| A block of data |
===============

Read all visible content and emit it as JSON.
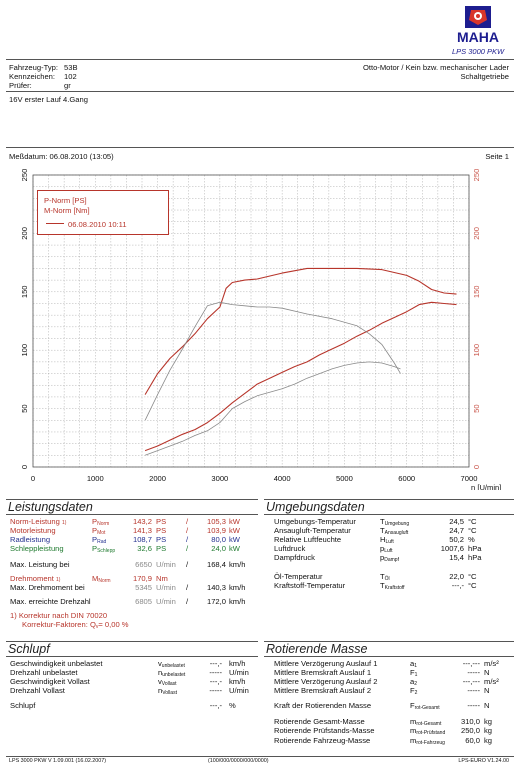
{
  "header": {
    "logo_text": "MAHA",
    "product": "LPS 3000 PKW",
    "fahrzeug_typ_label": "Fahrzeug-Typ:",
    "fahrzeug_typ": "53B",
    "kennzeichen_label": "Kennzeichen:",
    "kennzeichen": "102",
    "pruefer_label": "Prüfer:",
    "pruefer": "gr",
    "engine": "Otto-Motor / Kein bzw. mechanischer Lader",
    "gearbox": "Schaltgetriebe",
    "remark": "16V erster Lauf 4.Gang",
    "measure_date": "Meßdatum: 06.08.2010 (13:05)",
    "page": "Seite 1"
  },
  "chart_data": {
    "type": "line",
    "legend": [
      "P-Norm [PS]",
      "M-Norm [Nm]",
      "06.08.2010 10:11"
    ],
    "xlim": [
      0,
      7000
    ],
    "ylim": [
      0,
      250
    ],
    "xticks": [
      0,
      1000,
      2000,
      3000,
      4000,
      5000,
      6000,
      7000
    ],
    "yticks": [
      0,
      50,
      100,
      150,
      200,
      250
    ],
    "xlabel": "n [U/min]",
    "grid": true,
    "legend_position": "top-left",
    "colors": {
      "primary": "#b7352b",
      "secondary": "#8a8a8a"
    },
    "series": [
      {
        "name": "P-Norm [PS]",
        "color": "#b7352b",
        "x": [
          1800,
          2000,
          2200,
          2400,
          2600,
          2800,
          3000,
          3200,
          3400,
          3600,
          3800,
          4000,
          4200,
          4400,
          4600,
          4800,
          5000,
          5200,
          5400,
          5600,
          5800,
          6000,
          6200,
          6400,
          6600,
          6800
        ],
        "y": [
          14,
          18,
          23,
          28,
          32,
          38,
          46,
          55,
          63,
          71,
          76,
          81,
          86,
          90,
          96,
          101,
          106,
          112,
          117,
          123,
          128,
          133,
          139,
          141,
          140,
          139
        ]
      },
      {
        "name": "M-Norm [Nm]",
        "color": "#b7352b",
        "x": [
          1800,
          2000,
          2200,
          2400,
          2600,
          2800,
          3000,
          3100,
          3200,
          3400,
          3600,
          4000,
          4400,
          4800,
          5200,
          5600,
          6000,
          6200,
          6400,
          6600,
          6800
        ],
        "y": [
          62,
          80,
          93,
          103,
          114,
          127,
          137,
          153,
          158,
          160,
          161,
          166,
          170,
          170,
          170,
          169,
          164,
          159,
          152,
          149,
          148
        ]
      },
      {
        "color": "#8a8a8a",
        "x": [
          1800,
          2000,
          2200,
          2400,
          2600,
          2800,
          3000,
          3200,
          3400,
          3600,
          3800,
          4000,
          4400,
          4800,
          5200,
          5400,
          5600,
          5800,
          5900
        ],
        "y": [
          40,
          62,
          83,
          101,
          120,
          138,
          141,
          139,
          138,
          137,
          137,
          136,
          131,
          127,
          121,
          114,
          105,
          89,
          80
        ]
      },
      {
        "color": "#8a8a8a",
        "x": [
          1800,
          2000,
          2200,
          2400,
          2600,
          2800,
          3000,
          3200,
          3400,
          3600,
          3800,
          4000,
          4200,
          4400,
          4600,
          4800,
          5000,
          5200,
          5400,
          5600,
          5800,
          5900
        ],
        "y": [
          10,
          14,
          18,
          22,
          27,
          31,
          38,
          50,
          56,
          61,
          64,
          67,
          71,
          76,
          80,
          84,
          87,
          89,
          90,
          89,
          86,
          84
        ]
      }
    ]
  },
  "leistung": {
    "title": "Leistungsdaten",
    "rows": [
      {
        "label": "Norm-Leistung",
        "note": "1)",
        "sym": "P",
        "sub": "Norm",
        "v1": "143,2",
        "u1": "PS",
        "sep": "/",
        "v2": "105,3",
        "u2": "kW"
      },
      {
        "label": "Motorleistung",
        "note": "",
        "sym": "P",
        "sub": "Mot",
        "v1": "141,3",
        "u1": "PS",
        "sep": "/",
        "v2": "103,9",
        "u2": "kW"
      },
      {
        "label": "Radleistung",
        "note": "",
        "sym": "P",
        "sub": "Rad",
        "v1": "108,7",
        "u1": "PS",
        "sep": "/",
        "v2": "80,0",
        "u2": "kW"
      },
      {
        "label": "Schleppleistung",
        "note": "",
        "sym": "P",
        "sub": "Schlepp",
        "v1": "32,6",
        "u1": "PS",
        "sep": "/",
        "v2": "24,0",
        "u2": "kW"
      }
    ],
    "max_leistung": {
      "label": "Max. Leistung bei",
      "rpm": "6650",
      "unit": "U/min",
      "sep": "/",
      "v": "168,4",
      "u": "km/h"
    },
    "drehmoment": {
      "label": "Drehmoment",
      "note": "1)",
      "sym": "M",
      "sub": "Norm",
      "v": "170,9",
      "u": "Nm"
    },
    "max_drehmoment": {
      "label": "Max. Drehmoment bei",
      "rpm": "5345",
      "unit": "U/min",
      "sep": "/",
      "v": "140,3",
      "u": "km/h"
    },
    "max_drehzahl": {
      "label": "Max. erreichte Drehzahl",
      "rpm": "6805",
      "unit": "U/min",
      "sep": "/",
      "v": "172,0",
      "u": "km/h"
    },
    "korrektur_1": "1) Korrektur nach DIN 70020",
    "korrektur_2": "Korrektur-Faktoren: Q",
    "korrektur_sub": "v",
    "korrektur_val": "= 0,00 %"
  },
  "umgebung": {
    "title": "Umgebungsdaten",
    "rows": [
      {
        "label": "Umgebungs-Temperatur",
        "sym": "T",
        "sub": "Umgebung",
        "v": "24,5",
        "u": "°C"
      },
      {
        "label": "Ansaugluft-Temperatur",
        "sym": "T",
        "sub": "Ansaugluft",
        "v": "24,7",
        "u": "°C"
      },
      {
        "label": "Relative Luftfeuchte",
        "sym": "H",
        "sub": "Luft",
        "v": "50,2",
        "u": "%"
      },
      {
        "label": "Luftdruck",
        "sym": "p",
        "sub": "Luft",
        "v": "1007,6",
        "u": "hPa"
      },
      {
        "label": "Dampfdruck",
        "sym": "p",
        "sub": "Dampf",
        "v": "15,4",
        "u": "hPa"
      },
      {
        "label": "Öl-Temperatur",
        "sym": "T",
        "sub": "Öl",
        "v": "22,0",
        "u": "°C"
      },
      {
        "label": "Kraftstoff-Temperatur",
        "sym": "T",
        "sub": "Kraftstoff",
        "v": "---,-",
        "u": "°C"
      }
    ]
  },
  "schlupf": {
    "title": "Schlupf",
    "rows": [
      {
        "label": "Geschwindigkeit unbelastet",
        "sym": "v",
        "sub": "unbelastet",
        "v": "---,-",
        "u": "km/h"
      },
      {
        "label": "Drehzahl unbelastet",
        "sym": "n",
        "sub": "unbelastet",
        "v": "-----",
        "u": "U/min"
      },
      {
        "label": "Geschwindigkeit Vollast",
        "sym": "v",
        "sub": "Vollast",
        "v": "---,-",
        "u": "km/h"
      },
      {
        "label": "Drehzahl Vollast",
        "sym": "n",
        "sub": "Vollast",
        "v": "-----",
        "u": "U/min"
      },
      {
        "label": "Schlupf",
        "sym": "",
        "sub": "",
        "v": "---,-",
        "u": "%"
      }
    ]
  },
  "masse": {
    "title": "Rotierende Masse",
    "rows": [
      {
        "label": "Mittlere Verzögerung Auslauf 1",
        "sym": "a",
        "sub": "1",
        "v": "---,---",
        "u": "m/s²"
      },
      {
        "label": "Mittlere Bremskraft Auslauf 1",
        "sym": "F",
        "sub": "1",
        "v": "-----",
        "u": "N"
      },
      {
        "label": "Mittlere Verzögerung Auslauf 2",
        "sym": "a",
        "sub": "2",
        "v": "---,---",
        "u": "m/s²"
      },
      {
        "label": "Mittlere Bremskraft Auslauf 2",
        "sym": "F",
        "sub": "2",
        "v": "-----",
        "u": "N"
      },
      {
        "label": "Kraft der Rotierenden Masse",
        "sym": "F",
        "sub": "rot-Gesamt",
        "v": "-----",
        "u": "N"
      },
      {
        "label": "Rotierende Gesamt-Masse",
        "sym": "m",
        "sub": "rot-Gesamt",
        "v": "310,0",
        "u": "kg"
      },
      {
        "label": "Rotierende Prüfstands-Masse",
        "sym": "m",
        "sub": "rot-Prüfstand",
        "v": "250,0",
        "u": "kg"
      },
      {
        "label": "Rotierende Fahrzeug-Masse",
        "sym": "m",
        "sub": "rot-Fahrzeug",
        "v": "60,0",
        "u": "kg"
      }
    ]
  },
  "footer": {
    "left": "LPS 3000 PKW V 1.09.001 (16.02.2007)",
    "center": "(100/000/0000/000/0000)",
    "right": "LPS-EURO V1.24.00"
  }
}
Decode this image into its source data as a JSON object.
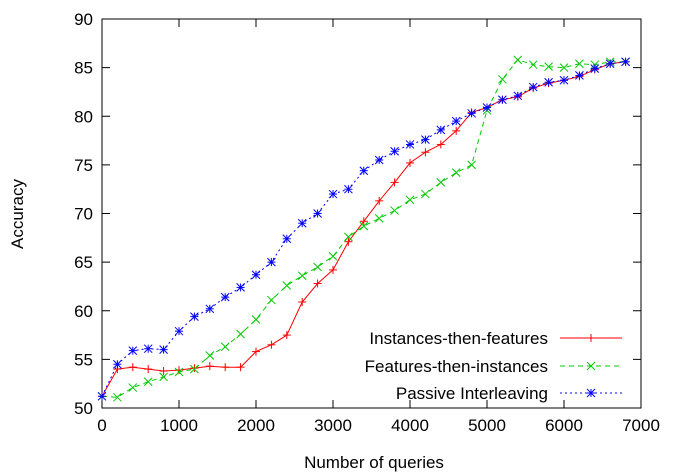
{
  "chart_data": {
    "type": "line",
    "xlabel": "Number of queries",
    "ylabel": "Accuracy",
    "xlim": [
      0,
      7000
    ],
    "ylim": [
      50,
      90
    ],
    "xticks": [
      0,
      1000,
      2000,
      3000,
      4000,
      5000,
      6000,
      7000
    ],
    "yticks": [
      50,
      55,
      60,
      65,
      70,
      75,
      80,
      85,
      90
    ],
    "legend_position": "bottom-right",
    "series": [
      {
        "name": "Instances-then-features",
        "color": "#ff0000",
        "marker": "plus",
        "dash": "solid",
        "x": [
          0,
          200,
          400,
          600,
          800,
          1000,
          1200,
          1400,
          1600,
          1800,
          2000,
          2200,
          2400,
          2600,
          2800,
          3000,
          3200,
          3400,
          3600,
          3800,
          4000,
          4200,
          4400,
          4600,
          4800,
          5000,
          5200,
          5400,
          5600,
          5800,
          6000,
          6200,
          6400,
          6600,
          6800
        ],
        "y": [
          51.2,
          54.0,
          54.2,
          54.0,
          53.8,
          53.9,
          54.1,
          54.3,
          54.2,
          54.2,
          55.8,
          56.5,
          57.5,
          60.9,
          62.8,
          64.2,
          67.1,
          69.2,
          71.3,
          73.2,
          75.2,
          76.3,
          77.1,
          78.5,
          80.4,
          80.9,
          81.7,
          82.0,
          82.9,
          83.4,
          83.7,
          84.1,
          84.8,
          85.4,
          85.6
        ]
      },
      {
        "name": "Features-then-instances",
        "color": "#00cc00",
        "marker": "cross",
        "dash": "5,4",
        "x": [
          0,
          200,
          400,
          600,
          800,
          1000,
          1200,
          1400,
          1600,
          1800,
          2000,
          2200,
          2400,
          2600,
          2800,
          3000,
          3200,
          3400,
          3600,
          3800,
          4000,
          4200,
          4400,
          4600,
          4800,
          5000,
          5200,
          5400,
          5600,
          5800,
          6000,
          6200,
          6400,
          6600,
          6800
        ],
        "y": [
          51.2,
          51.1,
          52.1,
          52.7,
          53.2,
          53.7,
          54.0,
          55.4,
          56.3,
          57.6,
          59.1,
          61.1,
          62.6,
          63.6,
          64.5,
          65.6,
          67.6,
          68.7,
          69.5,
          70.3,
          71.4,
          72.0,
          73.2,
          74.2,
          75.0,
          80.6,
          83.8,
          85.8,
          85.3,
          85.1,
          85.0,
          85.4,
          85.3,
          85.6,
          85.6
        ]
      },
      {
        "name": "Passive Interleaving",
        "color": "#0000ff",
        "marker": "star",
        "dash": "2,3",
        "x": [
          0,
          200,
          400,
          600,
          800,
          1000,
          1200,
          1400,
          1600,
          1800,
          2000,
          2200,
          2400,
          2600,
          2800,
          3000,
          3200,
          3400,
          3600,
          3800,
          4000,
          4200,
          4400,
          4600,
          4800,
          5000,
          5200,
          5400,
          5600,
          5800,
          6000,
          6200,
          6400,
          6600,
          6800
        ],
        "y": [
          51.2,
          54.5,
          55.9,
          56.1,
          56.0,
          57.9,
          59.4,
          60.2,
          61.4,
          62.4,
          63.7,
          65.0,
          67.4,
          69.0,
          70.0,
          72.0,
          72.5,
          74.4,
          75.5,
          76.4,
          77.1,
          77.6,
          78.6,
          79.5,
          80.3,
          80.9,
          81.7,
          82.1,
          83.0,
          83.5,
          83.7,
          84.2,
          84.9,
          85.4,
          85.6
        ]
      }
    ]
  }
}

===============

| Exercise requirements |
Gather up every line in the data above that contains the word "Ansaugluft", copying each one.

| Response to this exercise |
        "label": "Ansaugluft-Temperatur",
        "sub": "Ansaugluft",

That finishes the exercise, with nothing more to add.